DATA EXCERPTS:
-*-*-
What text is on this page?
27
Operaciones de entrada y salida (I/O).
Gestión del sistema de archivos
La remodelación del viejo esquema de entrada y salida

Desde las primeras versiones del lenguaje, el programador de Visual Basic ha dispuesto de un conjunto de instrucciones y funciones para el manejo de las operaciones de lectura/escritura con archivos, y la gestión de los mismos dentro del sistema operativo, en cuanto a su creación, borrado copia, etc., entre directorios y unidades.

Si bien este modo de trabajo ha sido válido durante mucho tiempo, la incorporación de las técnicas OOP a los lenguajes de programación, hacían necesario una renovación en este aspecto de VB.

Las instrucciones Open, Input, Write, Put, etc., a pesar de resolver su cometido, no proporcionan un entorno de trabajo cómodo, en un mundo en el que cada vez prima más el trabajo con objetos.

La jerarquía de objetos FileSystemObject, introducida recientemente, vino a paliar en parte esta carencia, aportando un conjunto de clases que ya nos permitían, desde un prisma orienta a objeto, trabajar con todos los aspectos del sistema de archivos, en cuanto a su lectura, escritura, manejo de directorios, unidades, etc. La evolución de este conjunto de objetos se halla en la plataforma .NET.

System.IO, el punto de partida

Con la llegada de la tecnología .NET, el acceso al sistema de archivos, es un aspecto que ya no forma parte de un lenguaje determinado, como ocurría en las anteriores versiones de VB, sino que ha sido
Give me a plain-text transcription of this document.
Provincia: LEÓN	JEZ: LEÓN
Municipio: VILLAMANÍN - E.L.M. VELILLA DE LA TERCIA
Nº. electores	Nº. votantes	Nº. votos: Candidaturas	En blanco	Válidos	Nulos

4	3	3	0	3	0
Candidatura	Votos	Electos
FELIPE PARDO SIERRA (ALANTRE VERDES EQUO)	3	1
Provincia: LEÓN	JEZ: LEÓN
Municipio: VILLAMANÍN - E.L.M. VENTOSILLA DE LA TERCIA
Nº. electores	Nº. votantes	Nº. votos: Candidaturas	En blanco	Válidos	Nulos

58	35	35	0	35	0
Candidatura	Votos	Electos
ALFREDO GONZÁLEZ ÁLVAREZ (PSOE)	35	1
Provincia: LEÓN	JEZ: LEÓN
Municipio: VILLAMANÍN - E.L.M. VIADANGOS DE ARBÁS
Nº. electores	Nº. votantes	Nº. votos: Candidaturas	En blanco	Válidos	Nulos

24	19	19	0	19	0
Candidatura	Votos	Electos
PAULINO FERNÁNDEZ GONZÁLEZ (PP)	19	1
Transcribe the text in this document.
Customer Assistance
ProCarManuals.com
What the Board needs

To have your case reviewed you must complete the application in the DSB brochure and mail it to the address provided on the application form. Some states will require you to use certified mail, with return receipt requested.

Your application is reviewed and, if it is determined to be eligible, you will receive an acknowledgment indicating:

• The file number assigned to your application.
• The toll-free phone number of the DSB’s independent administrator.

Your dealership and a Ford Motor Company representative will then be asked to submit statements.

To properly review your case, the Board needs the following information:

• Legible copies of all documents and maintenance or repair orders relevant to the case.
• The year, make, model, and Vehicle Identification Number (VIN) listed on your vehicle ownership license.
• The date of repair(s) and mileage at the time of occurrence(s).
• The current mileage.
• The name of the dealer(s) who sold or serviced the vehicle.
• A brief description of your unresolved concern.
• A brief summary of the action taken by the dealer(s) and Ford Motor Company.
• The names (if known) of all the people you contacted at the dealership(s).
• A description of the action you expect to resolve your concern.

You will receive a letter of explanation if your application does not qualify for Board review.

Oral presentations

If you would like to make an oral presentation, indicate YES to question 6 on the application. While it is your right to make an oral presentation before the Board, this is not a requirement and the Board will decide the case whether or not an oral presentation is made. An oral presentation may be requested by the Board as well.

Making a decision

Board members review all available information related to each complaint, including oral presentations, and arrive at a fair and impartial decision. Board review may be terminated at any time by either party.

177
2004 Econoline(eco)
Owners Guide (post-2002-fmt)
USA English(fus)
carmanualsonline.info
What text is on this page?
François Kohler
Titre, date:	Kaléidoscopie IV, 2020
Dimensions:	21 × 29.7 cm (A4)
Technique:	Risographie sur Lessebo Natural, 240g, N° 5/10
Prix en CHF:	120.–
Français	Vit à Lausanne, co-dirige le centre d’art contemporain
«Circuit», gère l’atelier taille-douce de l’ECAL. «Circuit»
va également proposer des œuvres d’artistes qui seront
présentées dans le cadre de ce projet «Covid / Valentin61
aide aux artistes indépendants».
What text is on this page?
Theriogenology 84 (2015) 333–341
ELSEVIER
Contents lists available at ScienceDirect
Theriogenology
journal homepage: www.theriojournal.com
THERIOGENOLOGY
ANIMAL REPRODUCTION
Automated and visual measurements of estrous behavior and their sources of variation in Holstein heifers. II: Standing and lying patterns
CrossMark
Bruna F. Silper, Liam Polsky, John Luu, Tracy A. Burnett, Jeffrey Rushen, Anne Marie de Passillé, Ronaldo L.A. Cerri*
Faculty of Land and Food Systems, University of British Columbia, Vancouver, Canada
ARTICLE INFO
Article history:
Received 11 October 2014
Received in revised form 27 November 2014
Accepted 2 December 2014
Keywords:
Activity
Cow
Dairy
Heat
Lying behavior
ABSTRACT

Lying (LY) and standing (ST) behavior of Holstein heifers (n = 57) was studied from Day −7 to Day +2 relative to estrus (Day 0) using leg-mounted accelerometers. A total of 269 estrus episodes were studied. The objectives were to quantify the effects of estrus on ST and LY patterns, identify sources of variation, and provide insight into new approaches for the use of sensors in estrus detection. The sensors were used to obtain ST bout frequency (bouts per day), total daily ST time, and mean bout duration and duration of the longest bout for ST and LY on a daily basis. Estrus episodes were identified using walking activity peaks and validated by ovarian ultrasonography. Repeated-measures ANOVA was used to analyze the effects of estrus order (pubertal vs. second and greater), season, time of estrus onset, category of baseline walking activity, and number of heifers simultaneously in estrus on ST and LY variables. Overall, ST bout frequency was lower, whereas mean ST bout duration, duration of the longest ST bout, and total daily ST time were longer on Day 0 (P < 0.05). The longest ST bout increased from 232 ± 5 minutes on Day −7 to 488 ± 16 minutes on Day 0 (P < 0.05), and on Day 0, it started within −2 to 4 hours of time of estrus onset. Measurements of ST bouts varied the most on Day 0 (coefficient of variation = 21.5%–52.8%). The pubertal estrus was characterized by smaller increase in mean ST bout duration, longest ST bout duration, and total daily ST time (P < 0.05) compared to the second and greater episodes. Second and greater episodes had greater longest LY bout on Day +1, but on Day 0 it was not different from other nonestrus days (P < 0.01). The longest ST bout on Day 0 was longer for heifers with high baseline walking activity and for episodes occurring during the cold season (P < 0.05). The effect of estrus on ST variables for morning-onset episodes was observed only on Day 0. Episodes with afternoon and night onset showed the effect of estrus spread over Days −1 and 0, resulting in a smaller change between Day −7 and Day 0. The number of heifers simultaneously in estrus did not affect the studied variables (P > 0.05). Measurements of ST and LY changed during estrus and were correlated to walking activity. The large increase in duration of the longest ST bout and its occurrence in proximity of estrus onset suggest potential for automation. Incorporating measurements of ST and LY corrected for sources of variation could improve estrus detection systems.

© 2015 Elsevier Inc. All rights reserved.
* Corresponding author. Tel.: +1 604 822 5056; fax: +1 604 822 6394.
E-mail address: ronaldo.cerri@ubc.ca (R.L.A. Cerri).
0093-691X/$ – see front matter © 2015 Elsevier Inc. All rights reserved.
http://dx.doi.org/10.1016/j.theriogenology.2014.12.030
-*-*-
GIVEN EXERCISE: Copy each line of the listing that holds the word "brief".

WORKED ANSWER:
• A brief description of your unresolved concern.
• A brief summary of the action taken by the dealer(s) and Ford Motor Company.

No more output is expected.